_ENTRIES SHOWN_:
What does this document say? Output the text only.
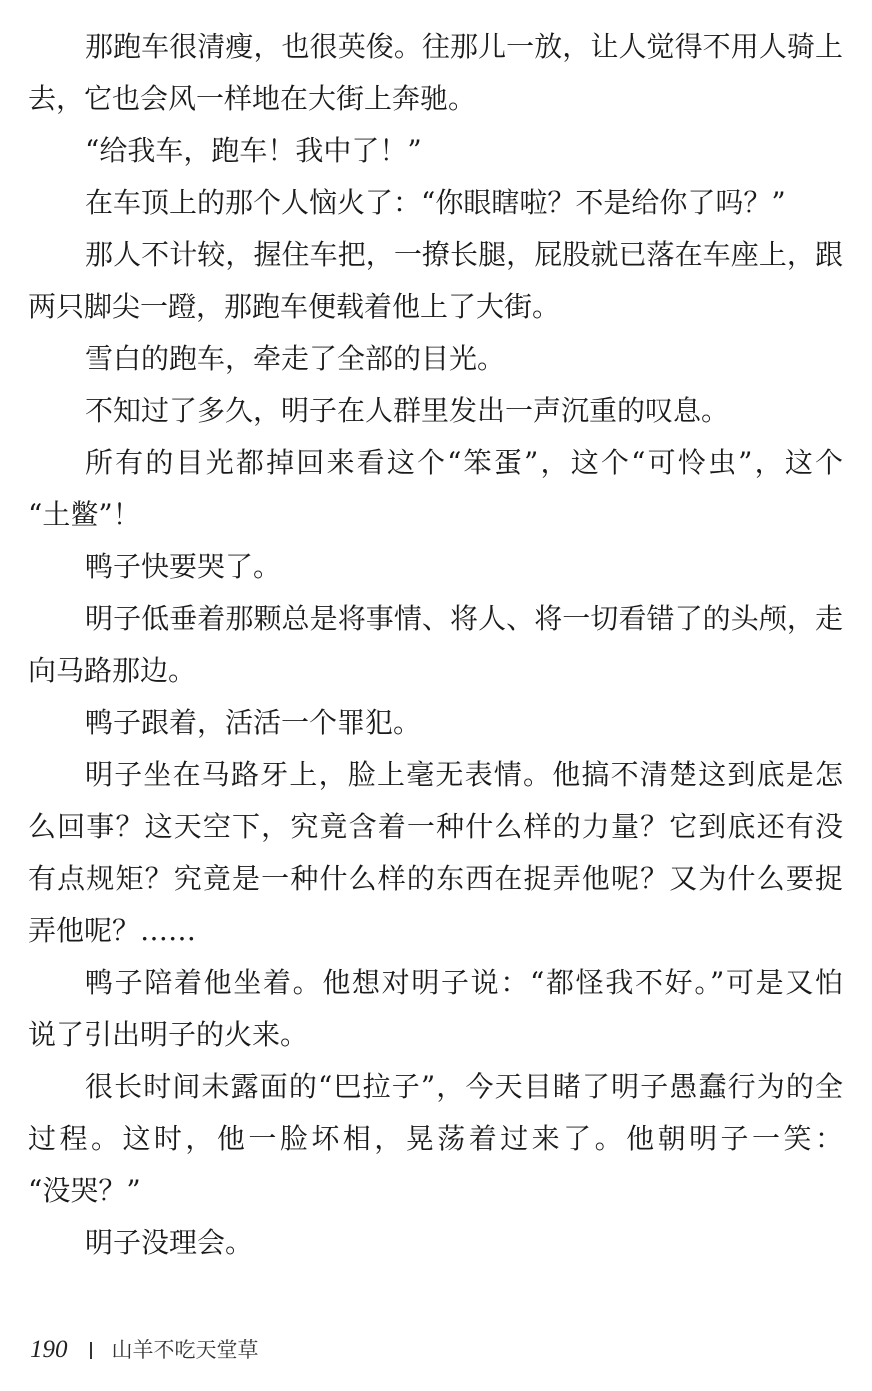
那跑车很清瘦，也很英俊。往那儿一放，让人觉得不用人骑上
去，它也会风一样地在大街上奔驰。
“给我车，跑车！我中了！”
在车顶上的那个人恼火了：“你眼瞎啦？不是给你了吗？”
那人不计较，握住车把，一撩长腿，屁股就已落在车座上，跟
两只脚尖一蹬，那跑车便载着他上了大街。
雪白的跑车，牵走了全部的目光。
不知过了多久，明子在人群里发出一声沉重的叹息。
所有的目光都掉回来看这个“笨蛋”，这个“可怜虫”，这个
“土鳖”！
鸭子快要哭了。
明子低垂着那颗总是将事情、将人、将一切看错了的头颅，走
向马路那边。
鸭子跟着，活活一个罪犯。
明子坐在马路牙上，脸上毫无表情。他搞不清楚这到底是怎
么回事？这天空下，究竟含着一种什么样的力量？它到底还有没
有点规矩？究竟是一种什么样的东西在捉弄他呢？又为什么要捉
弄他呢？……
鸭子陪着他坐着。他想对明子说：“都怪我不好。”可是又怕
说了引出明子的火来。
很长时间未露面的“巴拉子”，今天目睹了明子愚蠢行为的全
过程。这时，他一脸坏相，晃荡着过来了。他朝明子一笑：
“没哭？”
明子没理会。
190 山羊不吃天堂草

_DIRECTIONS_: Exclude the pictures. Write out the remaining data exactly.

_REPLY TO THE TASK_:
What does this document say? Output the text only.
那跑车很清瘦，也很英俊。往那儿一放，让人觉得不用人骑上
去，它也会风一样地在大街上奔驰。
“给我车，跑车！我中了！”
在车顶上的那个人恼火了：“你眼瞎啦？不是给你了吗？”
那人不计较，握住车把，一撩长腿，屁股就已落在车座上，跟
两只脚尖一蹬，那跑车便载着他上了大街。
雪白的跑车，牵走了全部的目光。
不知过了多久，明子在人群里发出一声沉重的叹息。
所有的目光都掉回来看这个“笨蛋”，这个“可怜虫”，这个
“土鳖”！
鸭子快要哭了。
明子低垂着那颗总是将事情、将人、将一切看错了的头颅，走
向马路那边。
鸭子跟着，活活一个罪犯。
明子坐在马路牙上，脸上毫无表情。他搞不清楚这到底是怎
么回事？这天空下，究竟含着一种什么样的力量？它到底还有没
有点规矩？究竟是一种什么样的东西在捉弄他呢？又为什么要捉
弄他呢？……
鸭子陪着他坐着。他想对明子说：“都怪我不好。”可是又怕
说了引出明子的火来。
很长时间未露面的“巴拉子”，今天目睹了明子愚蠢行为的全
过程。这时，他一脸坏相，晃荡着过来了。他朝明子一笑：
“没哭？”
明子没理会。
190 山羊不吃天堂草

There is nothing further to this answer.